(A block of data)
:::
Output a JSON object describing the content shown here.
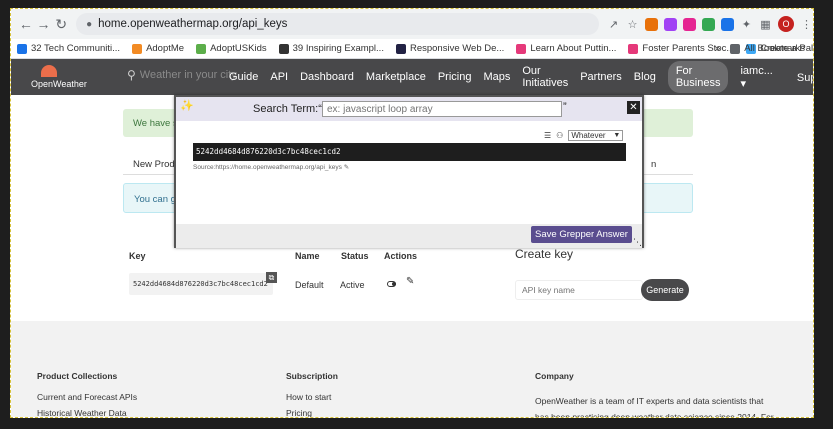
{
  "browser": {
    "url": "home.openweathermap.org/api_keys",
    "bookmarks": [
      {
        "label": "32 Tech Communiti...",
        "color": "#1a73e8"
      },
      {
        "label": "AdoptMe",
        "color": "#f28b24"
      },
      {
        "label": "AdoptUSKids",
        "color": "#5cae4a"
      },
      {
        "label": "39 Inspiring Exampl...",
        "color": "#333333"
      },
      {
        "label": "Responsive Web De...",
        "color": "#222244"
      },
      {
        "label": "Learn About Puttin...",
        "color": "#e5397a"
      },
      {
        "label": "Foster Parents Stoc...",
        "color": "#e5397a"
      },
      {
        "label": "Create a Palette - C...",
        "color": "#3da8f5"
      }
    ],
    "all_bookmarks": "All Bookmarks",
    "avatar_letter": "O"
  },
  "ow": {
    "logo": "OpenWeather",
    "search_placeholder": "Weather in your city",
    "nav": [
      "Guide",
      "API",
      "Dashboard",
      "Marketplace",
      "Pricing",
      "Maps",
      "Our Initiatives",
      "Partners",
      "Blog"
    ],
    "business_button": "For Business",
    "user": "iamc...",
    "support": "Support"
  },
  "page": {
    "success_text": "We have se",
    "tab_left": "New Produ",
    "tab_right": "n",
    "info_text": "You can ge",
    "headers": {
      "key": "Key",
      "name": "Name",
      "status": "Status",
      "actions": "Actions"
    },
    "row": {
      "key": "5242dd4684d876220d3c7bc48cec1cd2",
      "name": "Default",
      "status": "Active"
    },
    "create_title": "Create key",
    "api_key_placeholder": "API key name",
    "generate": "Generate"
  },
  "footer": {
    "col1": {
      "title": "Product Collections",
      "items": [
        "Current and Forecast APIs",
        "Historical Weather Data"
      ]
    },
    "col2": {
      "title": "Subscription",
      "items": [
        "How to start",
        "Pricing"
      ]
    },
    "col3": {
      "title": "Company",
      "text": "OpenWeather is a team of IT experts and data scientists that has been practising deep weather data science since 2014. For each"
    }
  },
  "grepper": {
    "search_label": "Search Term:“",
    "close_quote": "”",
    "search_placeholder": "ex: javascript loop array",
    "language": "Whatever",
    "code": "5242dd4684d876220d3c7bc48cec1cd2",
    "source": "Source:https://home.openweathermap.org/api_keys",
    "save_button": "Save Grepper Answer"
  }
}
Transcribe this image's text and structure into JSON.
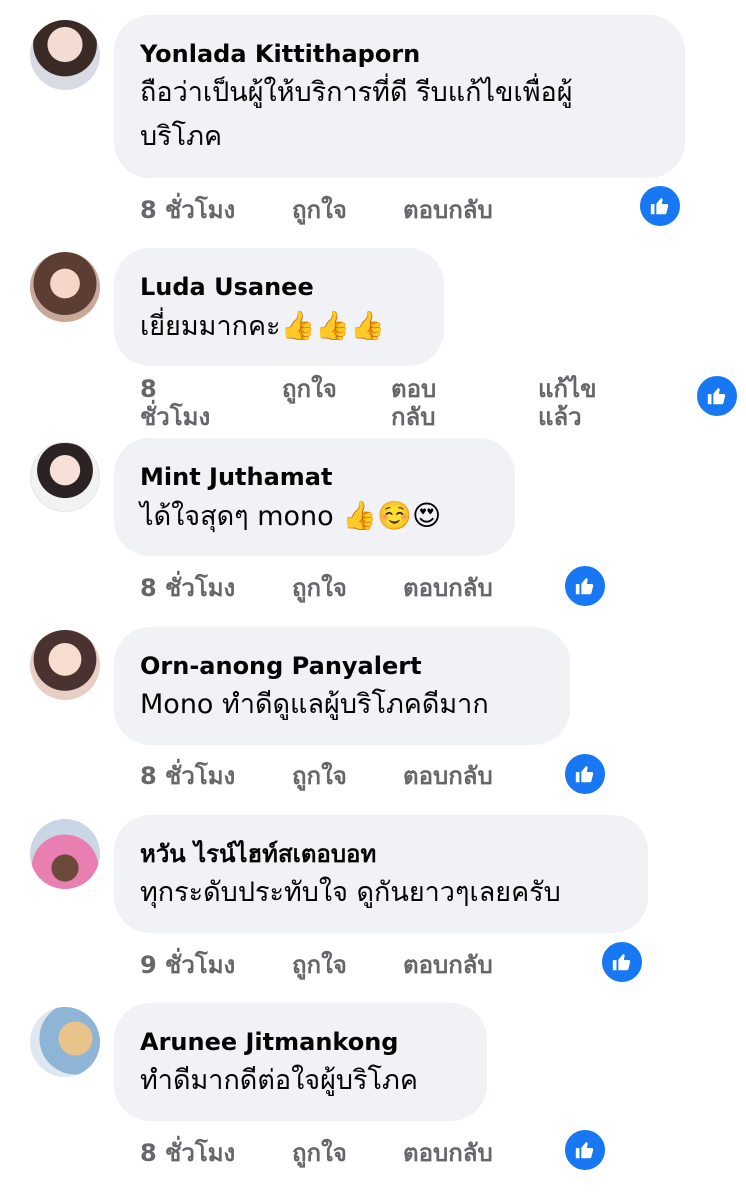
:::
WHAT IS NEEDED:
Give every record again exactly, apart from the pictures, which stay out.

COMPLETED TASK:
Output a JSON object describing the content shown here.
{
  "browser": {
    "url": "home.openweathermap.org/api_keys",
    "bookmarks": [
      {
        "label": "32 Tech Communiti...",
        "color": "#1a73e8"
      },
      {
        "label": "AdoptMe",
        "color": "#f28b24"
      },
      {
        "label": "AdoptUSKids",
        "color": "#5cae4a"
      },
      {
        "label": "39 Inspiring Exampl...",
        "color": "#333333"
      },
      {
        "label": "Responsive Web De...",
        "color": "#222244"
      },
      {
        "label": "Learn About Puttin...",
        "color": "#e5397a"
      },
      {
        "label": "Foster Parents Stoc...",
        "color": "#e5397a"
      },
      {
        "label": "Create a Palette - C...",
        "color": "#3da8f5"
      }
    ],
    "all_bookmarks": "All Bookmarks",
    "avatar_letter": "O"
  },
  "ow": {
    "logo": "OpenWeather",
    "search_placeholder": "Weather in your city",
    "nav": [
      "Guide",
      "API",
      "Dashboard",
      "Marketplace",
      "Pricing",
      "Maps",
      "Our Initiatives",
      "Partners",
      "Blog"
    ],
    "business_button": "For Business",
    "user": "iamc...",
    "support": "Support"
  },
  "page": {
    "success_text": "We have se",
    "tab_left": "New Produ",
    "tab_right": "n",
    "info_text": "You can ge",
    "headers": {
      "key": "Key",
      "name": "Name",
      "status": "Status",
      "actions": "Actions"
    },
    "row": {
      "key": "5242dd4684d876220d3c7bc48cec1cd2",
      "name": "Default",
      "status": "Active"
    },
    "create_title": "Create key",
    "api_key_placeholder": "API key name",
    "generate": "Generate"
  },
  "footer": {
    "col1": {
      "title": "Product Collections",
      "items": [
        "Current and Forecast APIs",
        "Historical Weather Data"
      ]
    },
    "col2": {
      "title": "Subscription",
      "items": [
        "How to start",
        "Pricing"
      ]
    },
    "col3": {
      "title": "Company",
      "text": "OpenWeather is a team of IT experts and data scientists that has been practising deep weather data science since 2014. For each"
    }
  },
  "grepper": {
    "search_label": "Search Term:“",
    "close_quote": "”",
    "search_placeholder": "ex: javascript loop array",
    "language": "Whatever",
    "code": "5242dd4684d876220d3c7bc48cec1cd2",
    "source": "Source:https://home.openweathermap.org/api_keys",
    "save_button": "Save Grepper Answer"
  }
}
Transcribe this image's text and structure into JSON.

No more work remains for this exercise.